Cuando tenía veintidós años, llegué tarde a casa de una fiesta. Mi mamá todavía estaba despierta esperándome. Pensé que claramente estaba exagerando. Con el tiempo y dos hijos después, sólo puedo imaginar lo estresante que debe haber sido criar a un niño en un país en guerra. Crecí en Colombia y mi infancia estuvo marcada por recuerdos de bombas, asesinatos y brutalidad sin límites. Cuando era adulto joven, las bombas aleatorias, los desplazados y los asesinatos a manos de las fuerzas estatales eran parte de un horrendo paisaje.

Cuando la violencia se convierte en el aire que respiras, te acostumbras a vivir con ella, como si fuera normal y justificable. La violencia se convierte en el tejido conector. Me siento en el butaco de la cocina mientras mi mamá me prepara un algo de comer. Son las 1:45 am. La radio está encendida. En mi casa no había silencio. Siempre la radio. Mientras espero, medio dormido y medio borracho, mi atención se centra en la voz que sale de las ondas. Una mujer joven habla de su hijo. Acaba de cumplir siete años. No recuerda mucho a su padre. Tenía sólo 13 meses cuando se llevaron a su padre. Ella habla de cuánto lo extrañan. Ha pasado más de un año desde la última vez que supieron noticias suyas. Ella se derrumba. Sus sollozos son una súplica por respuestas. Yo también empiezo a sollozar. Mi mamá piensa que estoy demasiado borracho y me regaña un poco.

“¿Cuándo se volvió normal el secuestro de personas en este país? Esto no es normal”, digo.

Esa noche, algo finalmente se rompió dentro de mí. Salí de Colombia al año siguiente.

Es tan difícil amar con tanta locura a un país y saber que te matará poco a poco cada día si lo dejas.

¿Te imaginas por un momento cómo es vivir cada día sin saber el paradero de las personas que más quieres? ¿Pasar cada hora de vigilia presionando todos los botones para asegurar que sus seres queridos no se conviertan en un número, un número olvidado en una guerra que se volvió normal para las personas que no recuerdan la paz?

Voces del secuestro fue un programa de radio semanal lanzado en 1994. Era un espacio de micrófono abierto donde familiares y seres queridos de personas secuestradas en Colombia enviaban mensajes con la esperanza de que quienes estaban en cautiverio pudieran escucharlos.

El programa duró 24 años. Mucha gente nunca regresó.

Pienso en esto cuando veo a las familias de los rehenes israelíes marchando por las calles, gritándoles a los funcionarios gubernamentales del gabinete de guerra, suplicando, exigiendo y rogando que traigan a sus seres queridos de regreso de los túneles de Gaza.

Datos de origen:
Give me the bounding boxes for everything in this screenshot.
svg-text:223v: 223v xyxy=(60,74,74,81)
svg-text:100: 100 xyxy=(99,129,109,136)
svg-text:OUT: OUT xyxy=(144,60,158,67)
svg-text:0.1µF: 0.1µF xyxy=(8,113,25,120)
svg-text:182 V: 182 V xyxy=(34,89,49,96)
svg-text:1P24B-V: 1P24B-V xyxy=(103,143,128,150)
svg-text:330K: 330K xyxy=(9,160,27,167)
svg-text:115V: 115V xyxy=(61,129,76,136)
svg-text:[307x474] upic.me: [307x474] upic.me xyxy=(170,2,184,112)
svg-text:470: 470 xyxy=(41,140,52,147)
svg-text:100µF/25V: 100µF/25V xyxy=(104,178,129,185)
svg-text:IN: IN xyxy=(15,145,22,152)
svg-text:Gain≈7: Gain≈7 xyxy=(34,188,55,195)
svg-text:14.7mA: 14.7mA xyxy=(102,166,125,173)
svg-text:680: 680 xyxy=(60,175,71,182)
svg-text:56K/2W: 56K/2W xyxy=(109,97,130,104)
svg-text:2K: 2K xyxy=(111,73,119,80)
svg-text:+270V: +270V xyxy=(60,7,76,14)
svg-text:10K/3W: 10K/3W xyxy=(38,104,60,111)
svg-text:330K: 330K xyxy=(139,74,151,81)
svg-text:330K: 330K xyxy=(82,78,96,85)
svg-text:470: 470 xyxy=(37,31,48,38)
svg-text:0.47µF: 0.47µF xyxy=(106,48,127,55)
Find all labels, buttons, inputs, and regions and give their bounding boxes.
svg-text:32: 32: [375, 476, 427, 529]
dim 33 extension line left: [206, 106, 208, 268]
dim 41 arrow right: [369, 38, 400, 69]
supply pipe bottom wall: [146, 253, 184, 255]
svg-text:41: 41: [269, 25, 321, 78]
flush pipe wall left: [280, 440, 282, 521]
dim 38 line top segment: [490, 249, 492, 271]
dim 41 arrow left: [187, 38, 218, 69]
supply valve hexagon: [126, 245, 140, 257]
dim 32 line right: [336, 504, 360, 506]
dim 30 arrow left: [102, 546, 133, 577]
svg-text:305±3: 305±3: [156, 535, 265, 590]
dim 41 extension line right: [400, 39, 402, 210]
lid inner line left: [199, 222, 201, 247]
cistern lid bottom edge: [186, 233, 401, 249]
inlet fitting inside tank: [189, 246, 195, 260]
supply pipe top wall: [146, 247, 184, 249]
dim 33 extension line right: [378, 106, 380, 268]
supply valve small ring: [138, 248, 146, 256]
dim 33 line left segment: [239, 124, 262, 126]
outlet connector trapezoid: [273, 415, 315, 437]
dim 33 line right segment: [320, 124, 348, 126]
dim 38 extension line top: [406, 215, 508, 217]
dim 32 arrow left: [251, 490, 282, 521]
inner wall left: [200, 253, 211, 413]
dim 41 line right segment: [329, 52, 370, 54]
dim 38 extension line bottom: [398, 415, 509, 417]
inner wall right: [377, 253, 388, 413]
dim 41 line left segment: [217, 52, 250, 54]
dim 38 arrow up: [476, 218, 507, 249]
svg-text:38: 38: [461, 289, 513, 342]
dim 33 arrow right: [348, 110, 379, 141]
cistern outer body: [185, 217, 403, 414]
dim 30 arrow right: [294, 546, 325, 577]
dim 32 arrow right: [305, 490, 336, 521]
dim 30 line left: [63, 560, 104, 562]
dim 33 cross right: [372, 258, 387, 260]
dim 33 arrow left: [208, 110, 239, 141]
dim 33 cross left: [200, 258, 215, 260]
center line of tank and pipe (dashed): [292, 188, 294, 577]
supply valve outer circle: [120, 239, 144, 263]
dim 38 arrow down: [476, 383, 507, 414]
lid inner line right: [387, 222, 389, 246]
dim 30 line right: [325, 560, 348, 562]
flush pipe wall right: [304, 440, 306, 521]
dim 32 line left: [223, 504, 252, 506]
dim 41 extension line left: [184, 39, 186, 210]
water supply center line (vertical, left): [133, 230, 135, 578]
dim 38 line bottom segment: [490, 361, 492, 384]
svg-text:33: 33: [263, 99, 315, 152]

Trabajo pedido:
1. Vuelve a escribir, sin cambiar nada, el fragmento del texto proporcionado que empieza con "Voces del secuestro" y sigue hasta "cautiverio pudieran escucharlos.".
2. Según el texto proporcionado, ¿cuántos años duró el programa de radio Voces del secuestro?

Resultados en orden:
1.
Voces del secuestro fue un programa de radio semanal lanzado en 1994. Era un espacio de micrófono abierto donde familiares y seres queridos de personas secuestradas en Colombia enviaban mensajes con la esperanza de que quienes estaban en cautiverio pudieran escucharlos.

2. Duró 24 años.